● **Your objective**
Report every line of the records below that contains the string "event", copying each matching line in full.

● **Data shown**
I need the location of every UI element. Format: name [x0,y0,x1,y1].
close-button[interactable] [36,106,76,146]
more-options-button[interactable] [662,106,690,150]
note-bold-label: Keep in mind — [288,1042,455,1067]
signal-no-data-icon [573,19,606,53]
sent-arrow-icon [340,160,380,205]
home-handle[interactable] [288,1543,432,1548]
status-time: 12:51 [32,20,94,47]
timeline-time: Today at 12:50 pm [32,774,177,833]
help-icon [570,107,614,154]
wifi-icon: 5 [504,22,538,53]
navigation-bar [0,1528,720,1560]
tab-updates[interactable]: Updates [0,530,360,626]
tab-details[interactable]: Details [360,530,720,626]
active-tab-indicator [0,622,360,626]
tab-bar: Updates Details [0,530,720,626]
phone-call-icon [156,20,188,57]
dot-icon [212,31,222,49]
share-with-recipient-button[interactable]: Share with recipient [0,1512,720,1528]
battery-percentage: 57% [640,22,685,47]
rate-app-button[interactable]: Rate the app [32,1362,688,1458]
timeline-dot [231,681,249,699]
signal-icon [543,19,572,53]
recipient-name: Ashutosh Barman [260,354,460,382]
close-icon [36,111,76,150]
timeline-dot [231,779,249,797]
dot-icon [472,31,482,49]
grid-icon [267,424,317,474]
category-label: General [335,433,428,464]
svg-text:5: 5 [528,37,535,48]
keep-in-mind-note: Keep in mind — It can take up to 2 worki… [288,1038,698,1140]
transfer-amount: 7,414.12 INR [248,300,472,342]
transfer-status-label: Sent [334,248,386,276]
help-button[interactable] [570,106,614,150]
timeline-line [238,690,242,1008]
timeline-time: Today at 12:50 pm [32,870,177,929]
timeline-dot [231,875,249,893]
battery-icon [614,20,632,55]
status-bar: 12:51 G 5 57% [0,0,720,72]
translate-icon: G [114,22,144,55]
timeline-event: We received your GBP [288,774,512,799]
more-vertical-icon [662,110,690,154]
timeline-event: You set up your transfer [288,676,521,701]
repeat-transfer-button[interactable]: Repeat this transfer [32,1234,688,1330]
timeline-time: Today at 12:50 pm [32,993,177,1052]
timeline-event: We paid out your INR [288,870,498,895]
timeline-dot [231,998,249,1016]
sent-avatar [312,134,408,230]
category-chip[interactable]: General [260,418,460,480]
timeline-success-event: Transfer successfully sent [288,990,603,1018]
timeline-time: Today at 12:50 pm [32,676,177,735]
==
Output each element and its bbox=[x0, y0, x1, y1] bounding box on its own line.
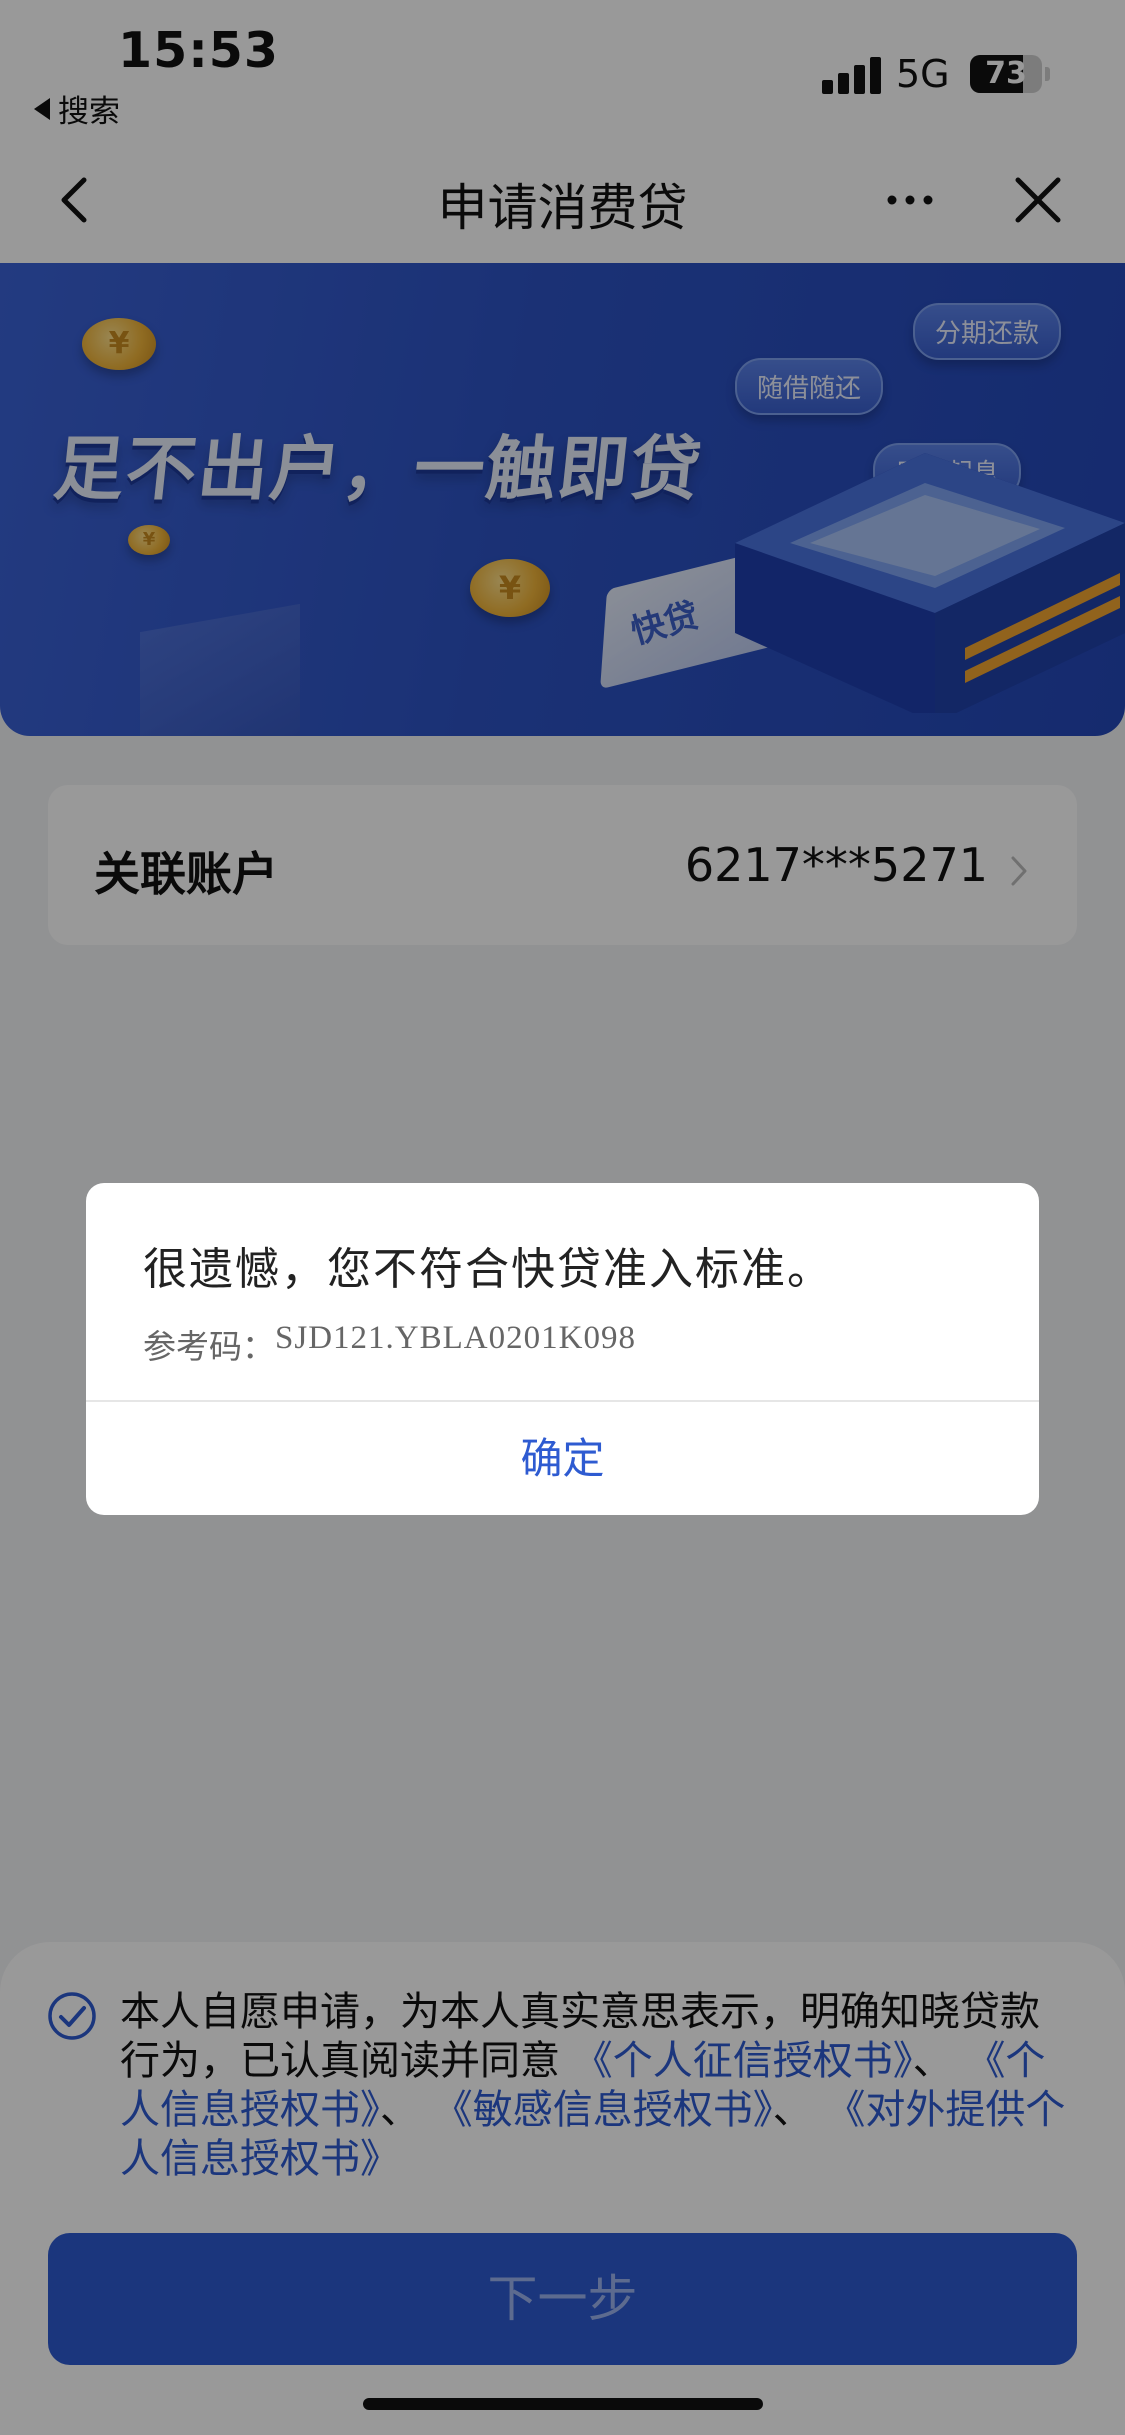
==
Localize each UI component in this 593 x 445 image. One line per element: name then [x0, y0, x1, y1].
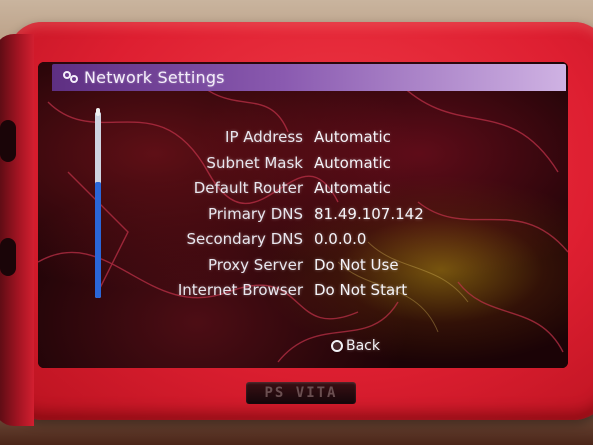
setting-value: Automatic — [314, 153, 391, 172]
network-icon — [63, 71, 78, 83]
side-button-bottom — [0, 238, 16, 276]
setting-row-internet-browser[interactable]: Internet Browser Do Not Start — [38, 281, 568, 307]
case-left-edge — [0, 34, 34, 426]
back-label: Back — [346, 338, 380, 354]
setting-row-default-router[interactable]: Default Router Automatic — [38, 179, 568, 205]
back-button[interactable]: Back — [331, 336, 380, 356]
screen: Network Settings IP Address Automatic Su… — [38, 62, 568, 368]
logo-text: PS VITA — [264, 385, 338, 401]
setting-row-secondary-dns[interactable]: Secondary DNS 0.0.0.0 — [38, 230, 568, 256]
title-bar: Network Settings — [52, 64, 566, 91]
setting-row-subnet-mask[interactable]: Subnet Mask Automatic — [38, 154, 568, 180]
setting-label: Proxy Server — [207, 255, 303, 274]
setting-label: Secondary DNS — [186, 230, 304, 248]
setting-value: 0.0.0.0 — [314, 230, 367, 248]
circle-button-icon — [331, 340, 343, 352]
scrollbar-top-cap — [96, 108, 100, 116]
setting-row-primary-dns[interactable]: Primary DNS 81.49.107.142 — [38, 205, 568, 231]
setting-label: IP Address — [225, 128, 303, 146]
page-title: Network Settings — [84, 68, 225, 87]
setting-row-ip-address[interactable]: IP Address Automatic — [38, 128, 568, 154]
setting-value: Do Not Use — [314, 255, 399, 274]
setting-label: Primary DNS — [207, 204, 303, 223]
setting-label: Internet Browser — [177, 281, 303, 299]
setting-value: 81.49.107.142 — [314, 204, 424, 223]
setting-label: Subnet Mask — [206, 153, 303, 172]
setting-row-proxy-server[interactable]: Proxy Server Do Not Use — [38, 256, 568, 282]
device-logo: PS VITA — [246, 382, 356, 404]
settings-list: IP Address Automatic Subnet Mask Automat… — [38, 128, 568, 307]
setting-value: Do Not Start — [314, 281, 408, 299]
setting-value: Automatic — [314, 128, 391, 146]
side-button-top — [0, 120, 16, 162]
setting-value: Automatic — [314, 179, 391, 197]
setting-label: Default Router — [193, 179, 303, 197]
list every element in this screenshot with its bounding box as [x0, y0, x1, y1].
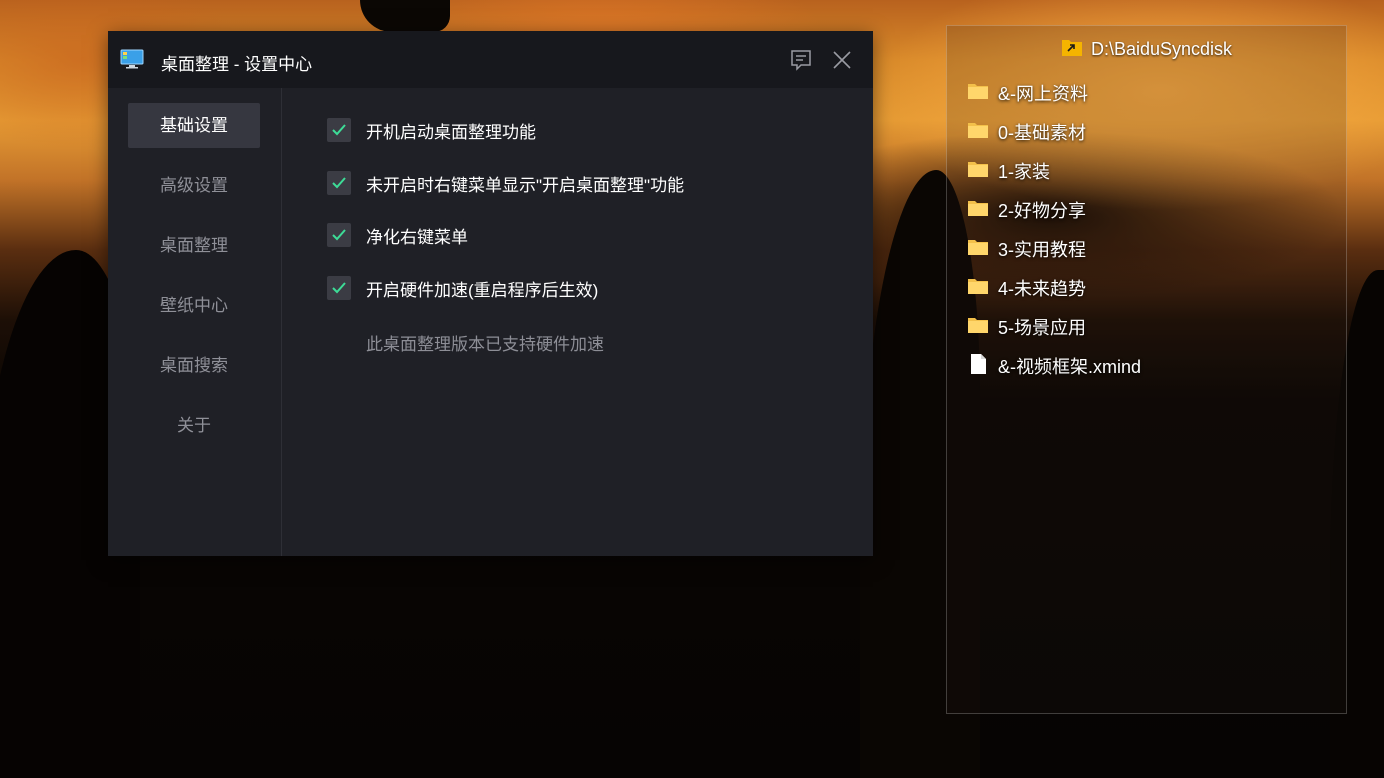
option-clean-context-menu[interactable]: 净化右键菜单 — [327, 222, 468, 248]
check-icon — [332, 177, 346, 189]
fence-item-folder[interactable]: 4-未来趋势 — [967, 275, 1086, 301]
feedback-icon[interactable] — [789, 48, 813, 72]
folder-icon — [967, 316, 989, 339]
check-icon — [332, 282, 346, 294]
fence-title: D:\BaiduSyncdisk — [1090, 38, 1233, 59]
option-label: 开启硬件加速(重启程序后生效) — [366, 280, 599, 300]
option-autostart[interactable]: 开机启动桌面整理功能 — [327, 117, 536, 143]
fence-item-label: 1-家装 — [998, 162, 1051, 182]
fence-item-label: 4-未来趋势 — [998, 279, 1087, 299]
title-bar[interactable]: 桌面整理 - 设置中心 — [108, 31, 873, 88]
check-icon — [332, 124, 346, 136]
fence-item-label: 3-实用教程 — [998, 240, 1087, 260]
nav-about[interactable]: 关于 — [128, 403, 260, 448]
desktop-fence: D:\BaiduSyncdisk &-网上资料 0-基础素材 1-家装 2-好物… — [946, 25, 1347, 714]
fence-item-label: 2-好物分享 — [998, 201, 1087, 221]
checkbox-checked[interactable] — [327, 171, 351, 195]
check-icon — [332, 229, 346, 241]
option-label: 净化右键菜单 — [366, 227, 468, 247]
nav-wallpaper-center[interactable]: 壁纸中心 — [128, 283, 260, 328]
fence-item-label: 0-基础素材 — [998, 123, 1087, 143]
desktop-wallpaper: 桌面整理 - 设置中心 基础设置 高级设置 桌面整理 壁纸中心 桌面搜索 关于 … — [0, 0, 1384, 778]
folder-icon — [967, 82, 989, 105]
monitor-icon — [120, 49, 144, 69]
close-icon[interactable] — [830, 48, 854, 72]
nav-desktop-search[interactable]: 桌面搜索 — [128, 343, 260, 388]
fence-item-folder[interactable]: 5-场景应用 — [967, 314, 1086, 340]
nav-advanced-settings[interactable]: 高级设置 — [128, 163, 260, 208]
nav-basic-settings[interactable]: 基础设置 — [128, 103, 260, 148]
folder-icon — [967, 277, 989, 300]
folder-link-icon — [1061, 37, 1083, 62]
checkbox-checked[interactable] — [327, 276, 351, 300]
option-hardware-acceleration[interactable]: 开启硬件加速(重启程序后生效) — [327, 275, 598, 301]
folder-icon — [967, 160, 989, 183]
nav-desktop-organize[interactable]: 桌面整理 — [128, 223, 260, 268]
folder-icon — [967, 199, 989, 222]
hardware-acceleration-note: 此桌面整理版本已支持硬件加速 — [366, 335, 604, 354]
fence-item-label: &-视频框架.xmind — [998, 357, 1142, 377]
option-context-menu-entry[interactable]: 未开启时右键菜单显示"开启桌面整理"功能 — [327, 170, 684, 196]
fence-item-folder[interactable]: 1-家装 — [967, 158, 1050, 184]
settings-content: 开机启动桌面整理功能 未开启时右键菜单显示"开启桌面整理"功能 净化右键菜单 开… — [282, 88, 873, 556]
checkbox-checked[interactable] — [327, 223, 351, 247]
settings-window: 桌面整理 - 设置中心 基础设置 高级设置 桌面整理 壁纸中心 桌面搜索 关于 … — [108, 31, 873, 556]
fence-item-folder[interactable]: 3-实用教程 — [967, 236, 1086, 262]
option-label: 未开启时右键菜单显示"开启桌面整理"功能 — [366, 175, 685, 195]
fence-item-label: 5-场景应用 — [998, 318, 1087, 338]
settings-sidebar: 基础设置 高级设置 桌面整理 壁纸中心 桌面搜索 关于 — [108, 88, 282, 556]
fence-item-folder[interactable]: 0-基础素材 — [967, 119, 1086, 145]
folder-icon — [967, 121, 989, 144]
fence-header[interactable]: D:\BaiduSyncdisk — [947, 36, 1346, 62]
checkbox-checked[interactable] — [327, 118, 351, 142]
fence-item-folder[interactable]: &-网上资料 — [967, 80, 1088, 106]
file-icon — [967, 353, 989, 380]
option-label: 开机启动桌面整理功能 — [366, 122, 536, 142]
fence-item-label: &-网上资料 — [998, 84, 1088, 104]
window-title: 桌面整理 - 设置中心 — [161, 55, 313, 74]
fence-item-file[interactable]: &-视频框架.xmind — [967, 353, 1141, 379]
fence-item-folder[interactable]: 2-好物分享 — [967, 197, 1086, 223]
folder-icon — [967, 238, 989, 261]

● **Output for this exercise**
timeline-event: We received your GBP [288,774,512,799]
timeline-event: You set up your transfer [288,676,521,701]
timeline-event: We paid out your INR [288,870,498,895]
timeline-success-event: Transfer successfully sent [288,990,603,1018]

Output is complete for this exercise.